__ENTRIES SHOWN__:
* * *

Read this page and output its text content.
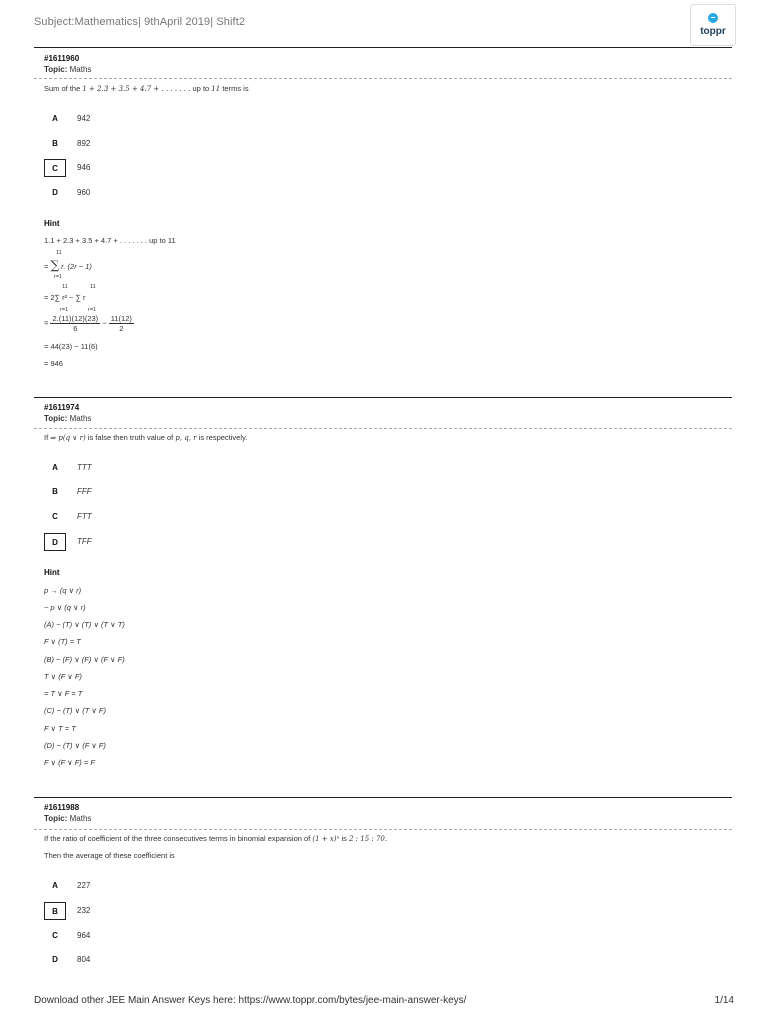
Subject:Mathematics| 9thApril 2019| Shift2
toppr
#1611960
Topic: Maths
Sum of the 1 + 2.3 + 3.5 + 4.7 + . . . . . . . up to 11 terms is
A	942
B	892
C	946
D	960
Hint
1.1 + 2.3 + 3.5 + 4.7 + . . . . . . . up to 11
11
= ∑ r. (2r − 1)
r=1
11	11
= 2∑ r² − ∑ r
r=1	r=1
= $\frac{2.(11)(12)(23)}{6} - \frac{11(12)}{2}$
= 44(23) − 11(6)
= 946
#1611974
Topic: Maths
If ⇒ p(q ∨ r) is false then truth value of p, q, r is respectively.
A	TTT
B	FFF
C	FTT
D	TFF
Hint
p → (q ∨ r)
~ p ∨ (q ∨ r)
(A) ~ (T) ∨ (T) ∨ (T ∨ T)
F ∨ (T) = T
(B) ~ (F) ∨ (F) ∨ (F ∨ F)
T ∨ (F ∨ F)
= T ∨ F = T
(C) ~ (T) ∨ (T ∨ F)
F ∨ T = T
(D) ~ (T) ∨ (F ∨ F)
F ∨ (F ∨ F) = F
#1611988
Topic: Maths
If the ratio of coefficient of the three consecutives terms in binomial expansion of (1 + x)ⁿ is 2 : 15 : 70.
Then the average of these coefficient is
A	227
B	232
C	964
D	804
Download other JEE Main Answer Keys here: https://www.toppr.com/bytes/jee-main-answer-keys/	1/14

* * *

__PROBLEM STATEMENT__: Report each line of the material above where the word "toppr" appears.

__COMPLETE OUTPUT__:
toppr
Download other JEE Main Answer Keys here: https://www.toppr.com/bytes/jee-main-answer-keys/	1/14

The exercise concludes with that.